Supplied data:

(begin)

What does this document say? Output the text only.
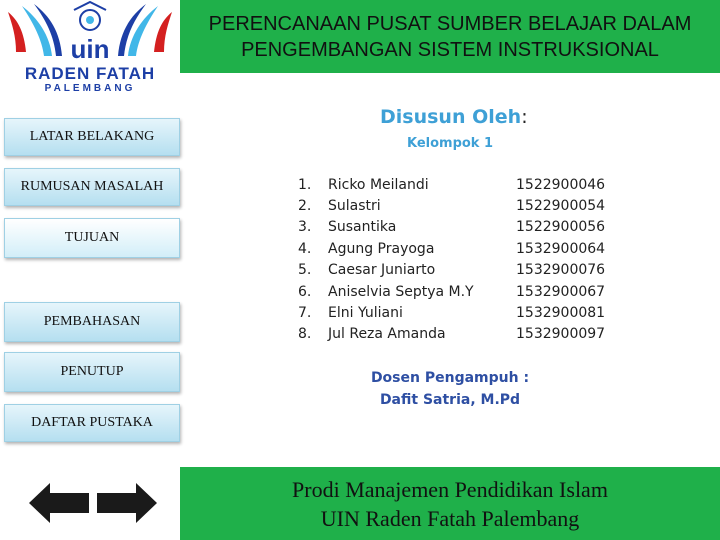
uin
RADEN FATAH
PALEMBANG
PERENCANAAN PUSAT SUMBER BELAJAR DALAM
PENGEMBANGAN SISTEM INSTRUKSIONAL
LATAR BELAKANG
RUMUSAN MASALAH
TUJUAN
PEMBAHASAN
PENUTUP
DAFTAR PUSTAKA
Disusun Oleh:
Kelompok 1
1.	Ricko Meilandi	1522900046
2.	Sulastri	1522900054
3.	Susantika	1522900056
4.	Agung Prayoga	1532900064
5.	Caesar Juniarto	1532900076
6.	Aniselvia Septya M.Y	1532900067
7.	Elni Yuliani	1532900081
8.	Jul Reza Amanda	1532900097
Dosen Pengampuh :
Dafit Satria, M.Pd
Prodi Manajemen Pendidikan Islam
UIN Raden Fatah Palembang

(end)

What to produce:
Leave out the pictures and copy every record above exactly.

The reply:
What does this document say? Output the text only.
uin
RADEN FATAH
PALEMBANG
PERENCANAAN PUSAT SUMBER BELAJAR DALAM
PENGEMBANGAN SISTEM INSTRUKSIONAL
LATAR BELAKANG
RUMUSAN MASALAH
TUJUAN
PEMBAHASAN
PENUTUP
DAFTAR PUSTAKA
Disusun Oleh:
Kelompok 1
1.	Ricko Meilandi	1522900046
2.	Sulastri	1522900054
3.	Susantika	1522900056
4.	Agung Prayoga	1532900064
5.	Caesar Juniarto	1532900076
6.	Aniselvia Septya M.Y	1532900067
7.	Elni Yuliani	1532900081
8.	Jul Reza Amanda	1532900097
Dosen Pengampuh :
Dafit Satria, M.Pd
Prodi Manajemen Pendidikan Islam
UIN Raden Fatah Palembang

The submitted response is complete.